* **Exercise goal**
Omit every picture and write out the rest of the records exactly.

(Stored data)

____________

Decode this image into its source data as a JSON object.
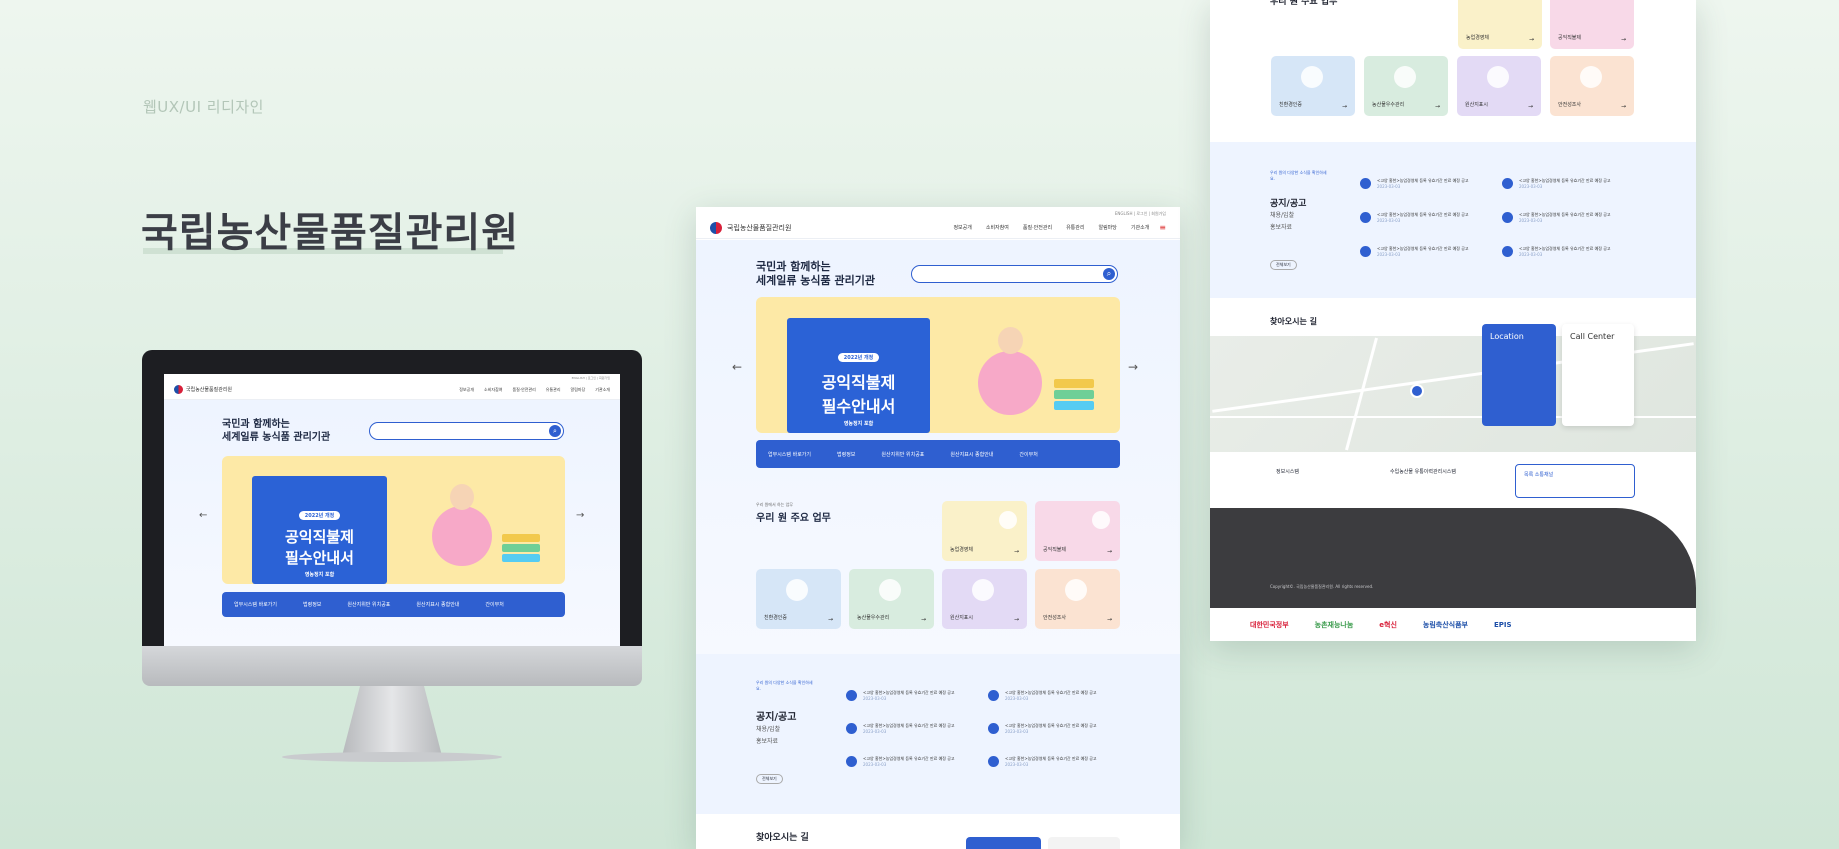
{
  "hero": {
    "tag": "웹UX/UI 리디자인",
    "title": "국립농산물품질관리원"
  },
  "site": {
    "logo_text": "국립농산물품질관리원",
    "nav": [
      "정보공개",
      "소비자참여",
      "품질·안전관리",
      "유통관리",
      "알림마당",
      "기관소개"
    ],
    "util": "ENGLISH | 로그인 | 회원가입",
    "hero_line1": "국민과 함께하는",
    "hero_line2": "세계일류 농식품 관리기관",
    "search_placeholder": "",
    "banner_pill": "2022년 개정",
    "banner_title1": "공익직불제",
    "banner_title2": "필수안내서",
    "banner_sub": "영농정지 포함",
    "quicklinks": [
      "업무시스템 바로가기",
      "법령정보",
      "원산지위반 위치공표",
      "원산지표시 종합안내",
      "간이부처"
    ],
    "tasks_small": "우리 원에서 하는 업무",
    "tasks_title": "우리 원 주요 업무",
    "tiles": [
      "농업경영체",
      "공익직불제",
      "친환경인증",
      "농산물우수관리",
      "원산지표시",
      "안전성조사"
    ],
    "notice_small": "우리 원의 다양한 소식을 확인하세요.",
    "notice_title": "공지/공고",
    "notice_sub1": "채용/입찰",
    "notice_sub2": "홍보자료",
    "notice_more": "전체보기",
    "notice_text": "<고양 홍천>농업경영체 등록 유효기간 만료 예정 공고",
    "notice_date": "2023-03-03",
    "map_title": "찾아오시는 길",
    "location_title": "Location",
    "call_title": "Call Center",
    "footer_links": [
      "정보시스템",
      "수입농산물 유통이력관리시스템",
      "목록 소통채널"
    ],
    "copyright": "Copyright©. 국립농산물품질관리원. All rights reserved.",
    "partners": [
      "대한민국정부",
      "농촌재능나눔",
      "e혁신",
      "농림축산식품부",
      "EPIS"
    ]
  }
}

____________

* **Task response**
Decode this image into its source data as a JSON object.
{
  "hero": {
    "tag": "웹UX/UI 리디자인",
    "title": "국립농산물품질관리원"
  },
  "site": {
    "logo_text": "국립농산물품질관리원",
    "nav": [
      "정보공개",
      "소비자참여",
      "품질·안전관리",
      "유통관리",
      "알림마당",
      "기관소개"
    ],
    "util": "ENGLISH | 로그인 | 회원가입",
    "hero_line1": "국민과 함께하는",
    "hero_line2": "세계일류 농식품 관리기관",
    "search_placeholder": "",
    "banner_pill": "2022년 개정",
    "banner_title1": "공익직불제",
    "banner_title2": "필수안내서",
    "banner_sub": "영농정지 포함",
    "quicklinks": [
      "업무시스템 바로가기",
      "법령정보",
      "원산지위반 위치공표",
      "원산지표시 종합안내",
      "간이부처"
    ],
    "tasks_small": "우리 원에서 하는 업무",
    "tasks_title": "우리 원 주요 업무",
    "tiles": [
      "농업경영체",
      "공익직불제",
      "친환경인증",
      "농산물우수관리",
      "원산지표시",
      "안전성조사"
    ],
    "notice_small": "우리 원의 다양한 소식을 확인하세요.",
    "notice_title": "공지/공고",
    "notice_sub1": "채용/입찰",
    "notice_sub2": "홍보자료",
    "notice_more": "전체보기",
    "notice_text": "<고양 홍천>농업경영체 등록 유효기간 만료 예정 공고",
    "notice_date": "2023-03-03",
    "map_title": "찾아오시는 길",
    "location_title": "Location",
    "call_title": "Call Center",
    "footer_links": [
      "정보시스템",
      "수입농산물 유통이력관리시스템",
      "목록 소통채널"
    ],
    "copyright": "Copyright©. 국립농산물품질관리원. All rights reserved.",
    "partners": [
      "대한민국정부",
      "농촌재능나눔",
      "e혁신",
      "농림축산식품부",
      "EPIS"
    ]
  }
}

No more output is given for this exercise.